* BEGIN *

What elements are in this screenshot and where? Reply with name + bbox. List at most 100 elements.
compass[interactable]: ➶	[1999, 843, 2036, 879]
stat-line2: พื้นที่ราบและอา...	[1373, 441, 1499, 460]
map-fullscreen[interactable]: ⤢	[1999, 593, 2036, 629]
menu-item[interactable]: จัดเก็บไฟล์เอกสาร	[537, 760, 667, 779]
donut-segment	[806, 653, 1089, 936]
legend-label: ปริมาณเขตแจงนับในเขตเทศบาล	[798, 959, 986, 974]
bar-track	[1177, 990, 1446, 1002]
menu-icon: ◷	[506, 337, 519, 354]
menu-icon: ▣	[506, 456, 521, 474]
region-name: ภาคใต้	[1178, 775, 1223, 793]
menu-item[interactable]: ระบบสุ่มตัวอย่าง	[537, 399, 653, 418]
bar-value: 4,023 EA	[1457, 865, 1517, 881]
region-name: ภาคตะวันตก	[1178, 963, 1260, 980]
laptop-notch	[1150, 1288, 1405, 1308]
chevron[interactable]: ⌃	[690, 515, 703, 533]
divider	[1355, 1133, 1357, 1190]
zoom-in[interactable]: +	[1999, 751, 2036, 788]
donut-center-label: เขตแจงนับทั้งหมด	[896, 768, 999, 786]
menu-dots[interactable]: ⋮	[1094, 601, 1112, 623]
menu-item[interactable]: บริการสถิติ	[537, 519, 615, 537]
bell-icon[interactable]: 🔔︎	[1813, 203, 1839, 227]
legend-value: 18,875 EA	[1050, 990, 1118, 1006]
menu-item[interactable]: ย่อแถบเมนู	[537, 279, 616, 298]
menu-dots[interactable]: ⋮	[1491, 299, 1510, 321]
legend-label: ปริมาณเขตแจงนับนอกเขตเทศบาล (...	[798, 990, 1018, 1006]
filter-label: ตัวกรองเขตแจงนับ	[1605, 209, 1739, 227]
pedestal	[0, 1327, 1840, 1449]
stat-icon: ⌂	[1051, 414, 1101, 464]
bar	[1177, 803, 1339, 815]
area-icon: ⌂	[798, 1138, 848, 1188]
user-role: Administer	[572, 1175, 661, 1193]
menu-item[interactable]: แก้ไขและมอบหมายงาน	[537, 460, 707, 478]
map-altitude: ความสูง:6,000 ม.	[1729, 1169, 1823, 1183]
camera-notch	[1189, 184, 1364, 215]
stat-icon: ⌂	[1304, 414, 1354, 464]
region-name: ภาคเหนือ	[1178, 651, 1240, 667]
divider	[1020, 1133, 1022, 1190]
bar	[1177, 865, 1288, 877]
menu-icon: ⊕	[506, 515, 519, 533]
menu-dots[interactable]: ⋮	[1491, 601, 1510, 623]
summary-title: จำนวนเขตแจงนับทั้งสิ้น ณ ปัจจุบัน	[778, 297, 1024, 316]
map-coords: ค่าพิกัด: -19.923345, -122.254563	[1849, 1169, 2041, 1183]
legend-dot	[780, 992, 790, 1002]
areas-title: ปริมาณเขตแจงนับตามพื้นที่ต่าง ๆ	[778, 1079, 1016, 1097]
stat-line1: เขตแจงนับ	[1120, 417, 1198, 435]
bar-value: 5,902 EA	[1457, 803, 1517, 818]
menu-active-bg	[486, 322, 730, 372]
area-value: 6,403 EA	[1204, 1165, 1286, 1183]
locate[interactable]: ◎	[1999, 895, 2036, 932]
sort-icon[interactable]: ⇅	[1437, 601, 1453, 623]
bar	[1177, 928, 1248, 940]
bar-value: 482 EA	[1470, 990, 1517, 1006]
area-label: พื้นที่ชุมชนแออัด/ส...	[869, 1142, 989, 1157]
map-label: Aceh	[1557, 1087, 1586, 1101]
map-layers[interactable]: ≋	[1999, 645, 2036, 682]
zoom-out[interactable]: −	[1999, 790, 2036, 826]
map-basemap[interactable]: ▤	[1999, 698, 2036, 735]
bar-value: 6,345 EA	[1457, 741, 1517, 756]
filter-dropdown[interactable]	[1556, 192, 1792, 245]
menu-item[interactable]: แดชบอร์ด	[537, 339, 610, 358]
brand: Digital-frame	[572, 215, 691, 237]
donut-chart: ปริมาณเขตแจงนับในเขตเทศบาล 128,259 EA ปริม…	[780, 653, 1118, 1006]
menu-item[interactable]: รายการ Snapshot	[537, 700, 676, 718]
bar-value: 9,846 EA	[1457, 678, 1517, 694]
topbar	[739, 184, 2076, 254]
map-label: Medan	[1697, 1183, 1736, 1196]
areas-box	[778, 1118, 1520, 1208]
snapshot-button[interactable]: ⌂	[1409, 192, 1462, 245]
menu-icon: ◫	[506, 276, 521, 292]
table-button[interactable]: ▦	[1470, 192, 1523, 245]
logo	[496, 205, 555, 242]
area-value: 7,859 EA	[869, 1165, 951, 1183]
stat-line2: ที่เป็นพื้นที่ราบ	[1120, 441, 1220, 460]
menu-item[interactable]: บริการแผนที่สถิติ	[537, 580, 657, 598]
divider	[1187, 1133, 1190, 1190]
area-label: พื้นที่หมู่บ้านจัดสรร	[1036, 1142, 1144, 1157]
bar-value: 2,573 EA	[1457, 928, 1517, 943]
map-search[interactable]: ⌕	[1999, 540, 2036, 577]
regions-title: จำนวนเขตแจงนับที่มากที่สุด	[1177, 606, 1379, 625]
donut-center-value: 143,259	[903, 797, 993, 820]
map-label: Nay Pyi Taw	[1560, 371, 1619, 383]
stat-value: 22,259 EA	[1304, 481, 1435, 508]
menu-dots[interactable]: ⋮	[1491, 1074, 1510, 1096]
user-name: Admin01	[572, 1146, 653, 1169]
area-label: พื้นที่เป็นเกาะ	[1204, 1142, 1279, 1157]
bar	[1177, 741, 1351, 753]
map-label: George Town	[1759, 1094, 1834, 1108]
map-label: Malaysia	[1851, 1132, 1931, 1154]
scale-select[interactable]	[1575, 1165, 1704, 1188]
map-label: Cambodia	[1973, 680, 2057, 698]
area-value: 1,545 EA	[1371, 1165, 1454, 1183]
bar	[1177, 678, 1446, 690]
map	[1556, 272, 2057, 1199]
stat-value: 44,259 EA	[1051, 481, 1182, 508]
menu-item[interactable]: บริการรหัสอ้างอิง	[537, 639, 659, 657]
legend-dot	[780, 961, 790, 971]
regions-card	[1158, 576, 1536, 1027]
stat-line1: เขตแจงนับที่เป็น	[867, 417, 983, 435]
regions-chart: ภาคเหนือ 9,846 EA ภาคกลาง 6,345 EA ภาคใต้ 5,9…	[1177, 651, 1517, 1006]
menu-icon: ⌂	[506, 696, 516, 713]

* END *

> Given exercise:
Reproduce verbatim every line of the listing above, from its first line through the line containing "299, 1510, 321]", including both of those lines.

> Solution:
What elements are in this screenshot and where? Reply with name + bbox. List at most 100 elements.
compass[interactable]: ➶	[1999, 843, 2036, 879]
stat-line2: พื้นที่ราบและอา...	[1373, 441, 1499, 460]
map-fullscreen[interactable]: ⤢	[1999, 593, 2036, 629]
menu-item[interactable]: จัดเก็บไฟล์เอกสาร	[537, 760, 667, 779]
donut-segment	[806, 653, 1089, 936]
legend-label: ปริมาณเขตแจงนับในเขตเทศบาล	[798, 959, 986, 974]
bar-track	[1177, 990, 1446, 1002]
menu-icon: ◷	[506, 337, 519, 354]
menu-icon: ▣	[506, 456, 521, 474]
region-name: ภาคใต้	[1178, 775, 1223, 793]
menu-item[interactable]: ระบบสุ่มตัวอย่าง	[537, 399, 653, 418]
bar-value: 4,023 EA	[1457, 865, 1517, 881]
region-name: ภาคตะวันตก	[1178, 963, 1260, 980]
laptop-notch	[1150, 1288, 1405, 1308]
chevron[interactable]: ⌃	[690, 515, 703, 533]
divider	[1355, 1133, 1357, 1190]
zoom-in[interactable]: +	[1999, 751, 2036, 788]
donut-center-label: เขตแจงนับทั้งหมด	[896, 768, 999, 786]
menu-dots[interactable]: ⋮	[1094, 601, 1112, 623]
menu-item[interactable]: บริการสถิติ	[537, 519, 615, 537]
bell-icon[interactable]: 🔔︎	[1813, 203, 1839, 227]
legend-value: 18,875 EA	[1050, 990, 1118, 1006]
menu-item[interactable]: ย่อแถบเมนู	[537, 279, 616, 298]
menu-dots[interactable]: ⋮	[1491, 299, 1510, 321]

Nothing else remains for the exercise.